>> BEGIN Given data

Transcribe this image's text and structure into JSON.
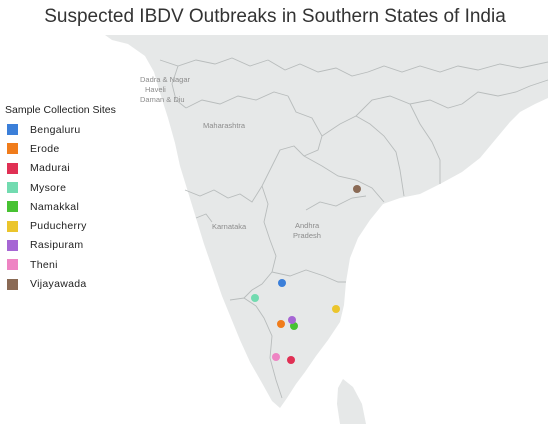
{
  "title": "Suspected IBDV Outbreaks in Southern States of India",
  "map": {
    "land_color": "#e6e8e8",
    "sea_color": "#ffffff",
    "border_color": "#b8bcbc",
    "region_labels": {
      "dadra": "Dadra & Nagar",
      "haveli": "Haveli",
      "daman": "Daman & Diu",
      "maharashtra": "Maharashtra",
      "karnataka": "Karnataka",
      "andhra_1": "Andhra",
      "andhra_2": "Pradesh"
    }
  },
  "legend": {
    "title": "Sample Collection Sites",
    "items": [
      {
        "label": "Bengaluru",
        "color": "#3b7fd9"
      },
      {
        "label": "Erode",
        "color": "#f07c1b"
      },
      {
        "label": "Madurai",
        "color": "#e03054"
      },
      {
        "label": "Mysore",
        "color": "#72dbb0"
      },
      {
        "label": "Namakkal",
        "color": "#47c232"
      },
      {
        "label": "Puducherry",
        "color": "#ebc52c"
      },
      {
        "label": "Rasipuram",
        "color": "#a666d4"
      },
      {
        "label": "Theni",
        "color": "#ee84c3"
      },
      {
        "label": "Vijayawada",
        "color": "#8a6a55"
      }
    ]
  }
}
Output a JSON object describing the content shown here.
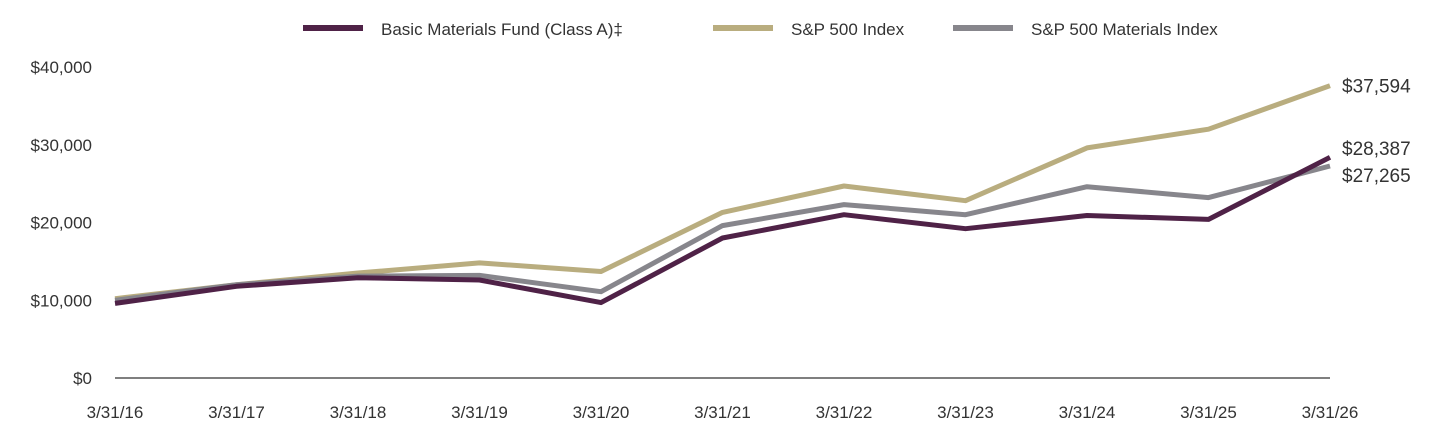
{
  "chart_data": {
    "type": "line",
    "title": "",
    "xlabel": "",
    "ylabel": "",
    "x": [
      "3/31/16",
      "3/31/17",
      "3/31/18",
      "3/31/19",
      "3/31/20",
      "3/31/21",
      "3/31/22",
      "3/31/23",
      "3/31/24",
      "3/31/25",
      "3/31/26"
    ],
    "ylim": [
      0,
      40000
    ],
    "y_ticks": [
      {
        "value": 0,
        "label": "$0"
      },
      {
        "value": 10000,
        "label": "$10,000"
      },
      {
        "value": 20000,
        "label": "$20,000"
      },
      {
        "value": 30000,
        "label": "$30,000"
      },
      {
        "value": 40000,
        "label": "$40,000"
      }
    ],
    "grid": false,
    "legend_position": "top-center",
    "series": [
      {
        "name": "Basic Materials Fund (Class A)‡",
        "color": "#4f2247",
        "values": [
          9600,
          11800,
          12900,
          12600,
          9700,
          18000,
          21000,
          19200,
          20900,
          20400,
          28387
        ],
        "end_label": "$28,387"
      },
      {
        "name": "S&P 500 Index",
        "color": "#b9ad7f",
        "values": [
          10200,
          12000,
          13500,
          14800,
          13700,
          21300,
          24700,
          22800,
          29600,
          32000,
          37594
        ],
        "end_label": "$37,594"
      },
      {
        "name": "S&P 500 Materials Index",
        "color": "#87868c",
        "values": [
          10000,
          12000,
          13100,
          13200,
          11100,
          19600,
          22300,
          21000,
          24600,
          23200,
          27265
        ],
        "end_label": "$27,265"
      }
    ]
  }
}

>> END Given data
>> BEGIN Given data

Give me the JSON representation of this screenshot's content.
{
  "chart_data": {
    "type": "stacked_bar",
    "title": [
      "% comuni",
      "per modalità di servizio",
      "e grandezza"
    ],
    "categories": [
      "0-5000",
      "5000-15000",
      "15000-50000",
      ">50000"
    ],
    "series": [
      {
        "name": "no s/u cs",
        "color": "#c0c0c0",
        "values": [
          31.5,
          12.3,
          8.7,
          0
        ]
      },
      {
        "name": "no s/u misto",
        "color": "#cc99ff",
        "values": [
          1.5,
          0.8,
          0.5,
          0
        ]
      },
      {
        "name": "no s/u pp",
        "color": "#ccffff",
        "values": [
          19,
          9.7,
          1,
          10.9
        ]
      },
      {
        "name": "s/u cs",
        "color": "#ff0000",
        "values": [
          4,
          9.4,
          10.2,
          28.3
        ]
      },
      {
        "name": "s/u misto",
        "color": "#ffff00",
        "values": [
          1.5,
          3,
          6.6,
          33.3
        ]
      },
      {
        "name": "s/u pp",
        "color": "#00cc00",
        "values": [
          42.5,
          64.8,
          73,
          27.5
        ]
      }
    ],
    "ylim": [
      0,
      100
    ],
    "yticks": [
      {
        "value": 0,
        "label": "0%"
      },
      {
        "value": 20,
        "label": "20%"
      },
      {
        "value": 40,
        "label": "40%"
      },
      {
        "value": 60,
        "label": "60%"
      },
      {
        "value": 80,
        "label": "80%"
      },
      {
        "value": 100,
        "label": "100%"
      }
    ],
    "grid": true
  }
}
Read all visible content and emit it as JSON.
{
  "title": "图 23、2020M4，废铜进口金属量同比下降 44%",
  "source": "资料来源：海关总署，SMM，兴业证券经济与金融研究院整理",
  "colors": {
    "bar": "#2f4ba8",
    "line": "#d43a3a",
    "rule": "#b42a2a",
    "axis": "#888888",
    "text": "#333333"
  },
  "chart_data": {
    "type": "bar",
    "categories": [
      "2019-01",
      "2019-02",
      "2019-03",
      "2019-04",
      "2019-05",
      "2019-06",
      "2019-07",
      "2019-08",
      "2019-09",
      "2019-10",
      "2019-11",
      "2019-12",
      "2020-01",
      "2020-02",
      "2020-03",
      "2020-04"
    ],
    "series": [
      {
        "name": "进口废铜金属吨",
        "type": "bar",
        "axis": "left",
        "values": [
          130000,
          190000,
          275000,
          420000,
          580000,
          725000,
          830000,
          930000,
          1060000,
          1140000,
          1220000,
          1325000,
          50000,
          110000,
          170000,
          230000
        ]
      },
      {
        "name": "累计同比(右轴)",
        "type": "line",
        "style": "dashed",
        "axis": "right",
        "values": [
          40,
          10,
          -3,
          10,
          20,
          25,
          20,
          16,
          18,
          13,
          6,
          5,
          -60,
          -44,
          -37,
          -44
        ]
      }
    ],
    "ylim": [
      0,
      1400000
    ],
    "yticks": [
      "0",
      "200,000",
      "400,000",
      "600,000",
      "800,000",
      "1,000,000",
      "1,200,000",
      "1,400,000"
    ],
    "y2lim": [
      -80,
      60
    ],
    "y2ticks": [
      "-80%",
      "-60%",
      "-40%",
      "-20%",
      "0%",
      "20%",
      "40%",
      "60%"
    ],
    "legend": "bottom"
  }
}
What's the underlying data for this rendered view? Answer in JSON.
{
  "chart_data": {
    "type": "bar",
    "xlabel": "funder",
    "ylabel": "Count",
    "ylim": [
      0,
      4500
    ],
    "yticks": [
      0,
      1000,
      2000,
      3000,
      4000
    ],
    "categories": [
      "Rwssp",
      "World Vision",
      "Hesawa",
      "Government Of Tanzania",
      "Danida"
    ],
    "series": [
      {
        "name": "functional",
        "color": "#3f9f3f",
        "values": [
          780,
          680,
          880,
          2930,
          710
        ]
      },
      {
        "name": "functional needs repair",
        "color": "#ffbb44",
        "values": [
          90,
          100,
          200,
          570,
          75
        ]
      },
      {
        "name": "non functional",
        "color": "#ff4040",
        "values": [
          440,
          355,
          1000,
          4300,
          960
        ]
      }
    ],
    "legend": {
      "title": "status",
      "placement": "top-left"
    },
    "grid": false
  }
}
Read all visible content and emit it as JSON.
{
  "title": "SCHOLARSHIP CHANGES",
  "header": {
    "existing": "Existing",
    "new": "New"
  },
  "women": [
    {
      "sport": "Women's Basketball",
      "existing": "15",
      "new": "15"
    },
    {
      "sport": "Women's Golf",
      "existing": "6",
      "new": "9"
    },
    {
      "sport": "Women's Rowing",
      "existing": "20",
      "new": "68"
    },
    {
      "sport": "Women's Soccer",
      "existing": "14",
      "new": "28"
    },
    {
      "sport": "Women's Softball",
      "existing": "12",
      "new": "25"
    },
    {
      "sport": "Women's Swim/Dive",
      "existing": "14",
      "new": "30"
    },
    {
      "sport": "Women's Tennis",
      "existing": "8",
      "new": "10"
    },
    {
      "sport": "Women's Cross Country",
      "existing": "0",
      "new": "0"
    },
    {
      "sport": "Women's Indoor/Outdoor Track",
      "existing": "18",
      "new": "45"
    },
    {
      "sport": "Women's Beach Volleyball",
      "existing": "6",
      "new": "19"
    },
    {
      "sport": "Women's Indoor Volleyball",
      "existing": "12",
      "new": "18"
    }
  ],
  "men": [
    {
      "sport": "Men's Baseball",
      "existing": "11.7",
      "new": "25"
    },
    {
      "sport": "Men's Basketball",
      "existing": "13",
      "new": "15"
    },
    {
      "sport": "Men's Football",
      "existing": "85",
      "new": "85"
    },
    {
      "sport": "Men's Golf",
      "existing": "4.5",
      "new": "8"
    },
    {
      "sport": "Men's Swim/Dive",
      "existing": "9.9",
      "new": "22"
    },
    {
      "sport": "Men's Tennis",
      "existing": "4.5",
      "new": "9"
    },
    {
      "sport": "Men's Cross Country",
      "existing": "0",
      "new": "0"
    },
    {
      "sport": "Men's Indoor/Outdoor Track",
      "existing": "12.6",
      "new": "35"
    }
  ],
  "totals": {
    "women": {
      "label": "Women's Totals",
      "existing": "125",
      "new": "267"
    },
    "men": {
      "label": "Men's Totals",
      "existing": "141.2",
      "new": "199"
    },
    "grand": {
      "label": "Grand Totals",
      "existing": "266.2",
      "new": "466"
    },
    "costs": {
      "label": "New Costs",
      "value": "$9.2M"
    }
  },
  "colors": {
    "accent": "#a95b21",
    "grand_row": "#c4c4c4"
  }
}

>> END Given data

Exercise aim
Select every line of the material above holding the word "Swim" and copy it.

Result of the exercise
      "sport": "Women's Swim/Dive",
      "sport": "Men's Swim/Dive",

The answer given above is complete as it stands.